Objective
Repeat the lines below exactly as they appear, but leave out the images.

Supplied records
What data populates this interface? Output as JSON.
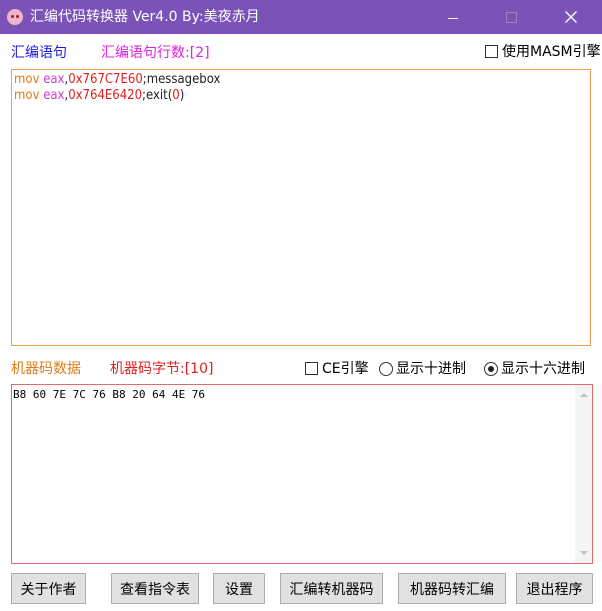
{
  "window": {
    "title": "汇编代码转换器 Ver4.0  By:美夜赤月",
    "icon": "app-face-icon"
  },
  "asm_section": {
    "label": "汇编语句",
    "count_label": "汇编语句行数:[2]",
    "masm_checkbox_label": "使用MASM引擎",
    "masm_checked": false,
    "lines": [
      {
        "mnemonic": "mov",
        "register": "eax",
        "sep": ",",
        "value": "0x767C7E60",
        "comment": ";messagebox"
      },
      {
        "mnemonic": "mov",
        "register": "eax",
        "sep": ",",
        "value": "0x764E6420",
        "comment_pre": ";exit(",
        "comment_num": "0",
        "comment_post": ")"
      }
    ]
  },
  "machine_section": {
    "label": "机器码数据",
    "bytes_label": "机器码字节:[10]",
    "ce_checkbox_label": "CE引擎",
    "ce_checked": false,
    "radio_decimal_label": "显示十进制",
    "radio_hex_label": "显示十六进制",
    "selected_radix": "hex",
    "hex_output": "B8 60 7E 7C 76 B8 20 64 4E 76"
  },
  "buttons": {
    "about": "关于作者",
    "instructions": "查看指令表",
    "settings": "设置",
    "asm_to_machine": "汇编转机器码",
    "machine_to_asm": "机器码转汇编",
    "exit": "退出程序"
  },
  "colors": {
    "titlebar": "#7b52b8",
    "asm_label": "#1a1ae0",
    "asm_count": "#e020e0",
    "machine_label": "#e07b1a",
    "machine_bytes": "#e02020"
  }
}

Response
What data populates this interface? Output as JSON.
{
  "window": {
    "title": "汇编代码转换器 Ver4.0  By:美夜赤月",
    "icon": "app-face-icon"
  },
  "asm_section": {
    "label": "汇编语句",
    "count_label": "汇编语句行数:[2]",
    "masm_checkbox_label": "使用MASM引擎",
    "masm_checked": false,
    "lines": [
      {
        "mnemonic": "mov",
        "register": "eax",
        "sep": ",",
        "value": "0x767C7E60",
        "comment": ";messagebox"
      },
      {
        "mnemonic": "mov",
        "register": "eax",
        "sep": ",",
        "value": "0x764E6420",
        "comment_pre": ";exit(",
        "comment_num": "0",
        "comment_post": ")"
      }
    ]
  },
  "machine_section": {
    "label": "机器码数据",
    "bytes_label": "机器码字节:[10]",
    "ce_checkbox_label": "CE引擎",
    "ce_checked": false,
    "radio_decimal_label": "显示十进制",
    "radio_hex_label": "显示十六进制",
    "selected_radix": "hex",
    "hex_output": "B8 60 7E 7C 76 B8 20 64 4E 76"
  },
  "buttons": {
    "about": "关于作者",
    "instructions": "查看指令表",
    "settings": "设置",
    "asm_to_machine": "汇编转机器码",
    "machine_to_asm": "机器码转汇编",
    "exit": "退出程序"
  },
  "colors": {
    "titlebar": "#7b52b8",
    "asm_label": "#1a1ae0",
    "asm_count": "#e020e0",
    "machine_label": "#e07b1a",
    "machine_bytes": "#e02020"
  }
}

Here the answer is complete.